Text block
Page MenuHomePhabricator

replace buster machines in devtools project
Closed, ResolvedPublic

Description

In the devtools project in wmcs we have some remaining buster machines.

These all should be deleted after replacing them with bullseye or bookworm machines.

This also shows as "This project contains Buster VMs. See https://wikitech.wikimedia.org/wiki/News/Buster_deprecation and https://os-deprecation.toolforge.org/ for details" in the 2024 purge wikitech page:

https://wikitech.wikimedia.org/wiki/News/Cloud_VPS_2024_Purge#traffic


  • jenkins-releases.devtools.eqiad1.wikimedia.cloud a6b8c13b-0545-48eb-8eb3-d6487ee48289 172.16.0.235 g3.cores2.ram4.disk20 Debian Buster
  • devtools-puppetdb1001.devtools.eqiad1.wikimedia.cloud 141ac13c-f0fa-46d3-9d2a-cede8bc854c6 172.16.2.201 g3.cores2.ram4.disk20 Debian Buster
  • deploy-1004.devtools.eqiad1.wikimedia.cloud 78f652ff-ae4b-4b0d-9c6c-1097efd258d2 172.16.6.54 g3.cores2.ram4.disk20 Debian Buster
  • puppetmaster-1001.devtools.eqiad1.wikimedia.cloud 76db63cd-0538-4015-8e9c-564d82107044 172.16.0.187 g2.cores2.ram4.disk40 Debian Buster
  • gerrit-prod-1001.devtools.eqiad1.wikimedia.cloud 48c5ff1c-2885-410d-beeb-d5a57a0a91c7 172.16.0.148 g2.cores2.ram4.disk40 Debian Buster
  • Was shutdown because Gerrit used T330312. I used that for Scap development and testing Gerrit upgrade. Nothing needed there

The puppetmaster part of this is T360470.

Box annotation data
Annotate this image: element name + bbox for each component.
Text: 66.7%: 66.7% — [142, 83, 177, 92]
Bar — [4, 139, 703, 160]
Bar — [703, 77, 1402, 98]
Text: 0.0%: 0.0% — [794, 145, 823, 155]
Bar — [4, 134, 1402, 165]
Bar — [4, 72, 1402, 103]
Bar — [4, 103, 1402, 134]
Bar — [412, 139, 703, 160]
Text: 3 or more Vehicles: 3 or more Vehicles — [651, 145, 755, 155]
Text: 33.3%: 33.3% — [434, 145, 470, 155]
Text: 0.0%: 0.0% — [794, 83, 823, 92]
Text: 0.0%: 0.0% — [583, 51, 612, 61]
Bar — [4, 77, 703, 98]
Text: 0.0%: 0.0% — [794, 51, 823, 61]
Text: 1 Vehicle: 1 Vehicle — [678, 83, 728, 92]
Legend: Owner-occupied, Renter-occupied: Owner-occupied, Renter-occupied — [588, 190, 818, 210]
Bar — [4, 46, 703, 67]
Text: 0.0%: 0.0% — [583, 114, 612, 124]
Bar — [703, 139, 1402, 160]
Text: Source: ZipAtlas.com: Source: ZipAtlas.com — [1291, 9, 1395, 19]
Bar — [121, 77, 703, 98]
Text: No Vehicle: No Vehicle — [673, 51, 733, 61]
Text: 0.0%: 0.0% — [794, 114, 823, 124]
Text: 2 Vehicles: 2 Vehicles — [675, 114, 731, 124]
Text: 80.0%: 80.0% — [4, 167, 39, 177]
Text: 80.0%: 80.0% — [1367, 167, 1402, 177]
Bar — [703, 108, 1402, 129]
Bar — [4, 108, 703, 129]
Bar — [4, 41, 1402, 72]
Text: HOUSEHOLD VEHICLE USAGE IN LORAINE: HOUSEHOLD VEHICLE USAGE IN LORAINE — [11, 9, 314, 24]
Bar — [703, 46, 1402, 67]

Objective A
According to the Phabricator page, which machines should replace the remaining buster machines before those are deleted?
Objective B
Condense the paragraph of the Phabricator page that begins "This also shows as" into a single shorter sentence that keeps its main facts.
Objective C
Transcribe the Phabricator page from "replace buster machines" to "or bookworm machines.".

Complete response A
Bullseye or bookworm machines.

Complete response B
The 2024 purge wikitech page flags the project as containing Buster VMs and points to https://wikitech.wikimedia.org/wiki/News/Buster_deprecation and https://os-deprecation.toolforge.org/ for details.

Complete response C
replace buster machines in devtools project
Closed, ResolvedPublic

Description

In the devtools project in wmcs we have some remaining buster machines.

These all should be deleted after replacing them with bullseye or bookworm machines.